TASK STATEMENT:
Write the data out again in full, with no departure from the original.

RECORDS TO PROCESS:
^^^^

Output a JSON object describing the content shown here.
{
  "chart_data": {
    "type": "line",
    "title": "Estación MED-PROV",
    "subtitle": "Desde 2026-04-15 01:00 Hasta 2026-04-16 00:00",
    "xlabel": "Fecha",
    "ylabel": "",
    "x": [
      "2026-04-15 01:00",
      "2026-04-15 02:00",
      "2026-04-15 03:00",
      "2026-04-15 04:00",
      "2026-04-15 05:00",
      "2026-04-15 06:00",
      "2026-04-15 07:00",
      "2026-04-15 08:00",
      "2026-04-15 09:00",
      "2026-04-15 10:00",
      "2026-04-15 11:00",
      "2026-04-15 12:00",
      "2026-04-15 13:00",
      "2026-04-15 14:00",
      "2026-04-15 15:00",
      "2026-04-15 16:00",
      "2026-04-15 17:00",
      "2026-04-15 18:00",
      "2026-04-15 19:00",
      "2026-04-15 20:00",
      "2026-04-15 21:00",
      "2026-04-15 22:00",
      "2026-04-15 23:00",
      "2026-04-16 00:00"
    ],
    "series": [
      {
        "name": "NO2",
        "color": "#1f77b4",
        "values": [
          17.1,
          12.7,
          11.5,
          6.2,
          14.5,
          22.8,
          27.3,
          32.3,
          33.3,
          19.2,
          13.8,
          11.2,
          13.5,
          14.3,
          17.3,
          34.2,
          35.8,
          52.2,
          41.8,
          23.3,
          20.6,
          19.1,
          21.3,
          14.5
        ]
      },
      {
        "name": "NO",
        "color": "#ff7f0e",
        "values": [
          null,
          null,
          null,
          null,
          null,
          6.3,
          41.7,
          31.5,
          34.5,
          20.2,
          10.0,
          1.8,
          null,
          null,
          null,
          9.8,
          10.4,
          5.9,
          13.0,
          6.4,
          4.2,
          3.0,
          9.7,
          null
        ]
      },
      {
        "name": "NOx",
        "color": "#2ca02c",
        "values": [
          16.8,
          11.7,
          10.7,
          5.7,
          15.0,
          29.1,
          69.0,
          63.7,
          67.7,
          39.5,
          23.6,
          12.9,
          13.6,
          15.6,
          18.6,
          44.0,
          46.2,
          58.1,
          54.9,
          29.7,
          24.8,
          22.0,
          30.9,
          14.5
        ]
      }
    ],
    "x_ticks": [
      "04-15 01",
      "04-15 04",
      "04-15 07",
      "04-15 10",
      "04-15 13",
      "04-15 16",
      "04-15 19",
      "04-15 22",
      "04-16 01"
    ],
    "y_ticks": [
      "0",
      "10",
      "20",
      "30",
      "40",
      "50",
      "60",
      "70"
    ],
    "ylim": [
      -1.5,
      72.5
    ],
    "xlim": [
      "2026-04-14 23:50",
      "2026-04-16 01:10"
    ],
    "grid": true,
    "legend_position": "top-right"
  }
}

^^^^

OUTPUT BELOW:
Output a JSON object describing the content shown here.
{
  "chart_data": {
    "type": "line",
    "title": "Estación MED-PROV",
    "subtitle": "Desde 2026-04-15 01:00 Hasta 2026-04-16 00:00",
    "xlabel": "Fecha",
    "ylabel": "",
    "x": [
      "2026-04-15 01:00",
      "2026-04-15 02:00",
      "2026-04-15 03:00",
      "2026-04-15 04:00",
      "2026-04-15 05:00",
      "2026-04-15 06:00",
      "2026-04-15 07:00",
      "2026-04-15 08:00",
      "2026-04-15 09:00",
      "2026-04-15 10:00",
      "2026-04-15 11:00",
      "2026-04-15 12:00",
      "2026-04-15 13:00",
      "2026-04-15 14:00",
      "2026-04-15 15:00",
      "2026-04-15 16:00",
      "2026-04-15 17:00",
      "2026-04-15 18:00",
      "2026-04-15 19:00",
      "2026-04-15 20:00",
      "2026-04-15 21:00",
      "2026-04-15 22:00",
      "2026-04-15 23:00",
      "2026-04-16 00:00"
    ],
    "series": [
      {
        "name": "NO2",
        "color": "#1f77b4",
        "values": [
          17.1,
          12.7,
          11.5,
          6.2,
          14.5,
          22.8,
          27.3,
          32.3,
          33.3,
          19.2,
          13.8,
          11.2,
          13.5,
          14.3,
          17.3,
          34.2,
          35.8,
          52.2,
          41.8,
          23.3,
          20.6,
          19.1,
          21.3,
          14.5
        ]
      },
      {
        "name": "NO",
        "color": "#ff7f0e",
        "values": [
          null,
          null,
          null,
          null,
          null,
          6.3,
          41.7,
          31.5,
          34.5,
          20.2,
          10.0,
          1.8,
          null,
          null,
          null,
          9.8,
          10.4,
          5.9,
          13.0,
          6.4,
          4.2,
          3.0,
          9.7,
          null
        ]
      },
      {
        "name": "NOx",
        "color": "#2ca02c",
        "values": [
          16.8,
          11.7,
          10.7,
          5.7,
          15.0,
          29.1,
          69.0,
          63.7,
          67.7,
          39.5,
          23.6,
          12.9,
          13.6,
          15.6,
          18.6,
          44.0,
          46.2,
          58.1,
          54.9,
          29.7,
          24.8,
          22.0,
          30.9,
          14.5
        ]
      }
    ],
    "x_ticks": [
      "04-15 01",
      "04-15 04",
      "04-15 07",
      "04-15 10",
      "04-15 13",
      "04-15 16",
      "04-15 19",
      "04-15 22",
      "04-16 01"
    ],
    "y_ticks": [
      "0",
      "10",
      "20",
      "30",
      "40",
      "50",
      "60",
      "70"
    ],
    "ylim": [
      -1.5,
      72.5
    ],
    "xlim": [
      "2026-04-14 23:50",
      "2026-04-16 01:10"
    ],
    "grid": true,
    "legend_position": "top-right"
  }
}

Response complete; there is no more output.